[Part of a data file]
============
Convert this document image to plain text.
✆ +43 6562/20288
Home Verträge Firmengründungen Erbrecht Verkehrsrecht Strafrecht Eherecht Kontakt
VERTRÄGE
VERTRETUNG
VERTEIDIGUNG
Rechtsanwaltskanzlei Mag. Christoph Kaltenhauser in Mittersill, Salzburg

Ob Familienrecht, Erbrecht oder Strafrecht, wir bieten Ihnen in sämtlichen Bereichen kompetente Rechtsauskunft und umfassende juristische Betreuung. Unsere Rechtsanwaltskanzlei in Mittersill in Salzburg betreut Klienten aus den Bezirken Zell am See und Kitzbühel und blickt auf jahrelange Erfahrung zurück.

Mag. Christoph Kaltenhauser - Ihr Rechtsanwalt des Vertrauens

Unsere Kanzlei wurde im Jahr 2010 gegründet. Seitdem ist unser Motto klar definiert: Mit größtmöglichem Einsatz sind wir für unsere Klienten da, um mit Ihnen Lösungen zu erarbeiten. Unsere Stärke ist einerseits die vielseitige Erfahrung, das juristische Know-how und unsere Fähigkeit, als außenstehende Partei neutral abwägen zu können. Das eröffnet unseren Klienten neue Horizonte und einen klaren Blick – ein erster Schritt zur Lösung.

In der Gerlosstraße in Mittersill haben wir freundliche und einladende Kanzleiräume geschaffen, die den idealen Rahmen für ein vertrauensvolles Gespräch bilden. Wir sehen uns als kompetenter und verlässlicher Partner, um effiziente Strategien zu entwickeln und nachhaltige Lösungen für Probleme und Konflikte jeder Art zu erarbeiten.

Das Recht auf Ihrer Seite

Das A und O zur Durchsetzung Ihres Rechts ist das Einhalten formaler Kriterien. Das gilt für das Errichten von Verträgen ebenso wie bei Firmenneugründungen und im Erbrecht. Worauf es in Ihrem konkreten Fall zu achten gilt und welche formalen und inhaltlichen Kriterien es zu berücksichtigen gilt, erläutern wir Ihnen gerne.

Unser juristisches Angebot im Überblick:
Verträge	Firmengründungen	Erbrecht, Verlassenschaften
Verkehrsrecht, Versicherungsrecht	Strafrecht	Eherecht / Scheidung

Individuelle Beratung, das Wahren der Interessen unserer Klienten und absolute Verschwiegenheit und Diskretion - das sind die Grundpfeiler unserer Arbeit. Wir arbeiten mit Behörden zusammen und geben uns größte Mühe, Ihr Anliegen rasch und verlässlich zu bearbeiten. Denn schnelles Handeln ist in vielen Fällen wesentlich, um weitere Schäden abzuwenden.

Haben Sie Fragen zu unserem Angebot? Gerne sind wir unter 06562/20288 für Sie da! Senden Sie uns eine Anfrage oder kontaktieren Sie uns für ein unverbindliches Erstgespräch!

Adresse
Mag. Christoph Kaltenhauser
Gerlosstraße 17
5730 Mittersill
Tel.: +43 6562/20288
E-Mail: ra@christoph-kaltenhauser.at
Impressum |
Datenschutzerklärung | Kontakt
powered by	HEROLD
============
## Work required
Pick out the lines containing the word "erarbeiten" and show them.

## The completed task
Unsere Kanzlei wurde im Jahr 2010 gegründet. Seitdem ist unser Motto klar definiert: Mit größtmöglichem Einsatz sind wir für unsere Klienten da, um mit Ihnen Lösungen zu erarbeiten. Unsere Stärke ist einerseits die vielseitige Erfahrung, das juristische Know-how und unsere Fähigkeit, als außenstehende Partei neutral abwägen zu können. Das eröffnet unseren Klienten neue Horizonte und einen klaren Blick – ein erster Schritt zur Lösung.
In der Gerlosstraße in Mittersill haben wir freundliche und einladende Kanzleiräume geschaffen, die den idealen Rahmen für ein vertrauensvolles Gespräch bilden. Wir sehen uns als kompetenter und verlässlicher Partner, um effiziente Strategien zu entwickeln und nachhaltige Lösungen für Probleme und Konflikte jeder Art zu erarbeiten.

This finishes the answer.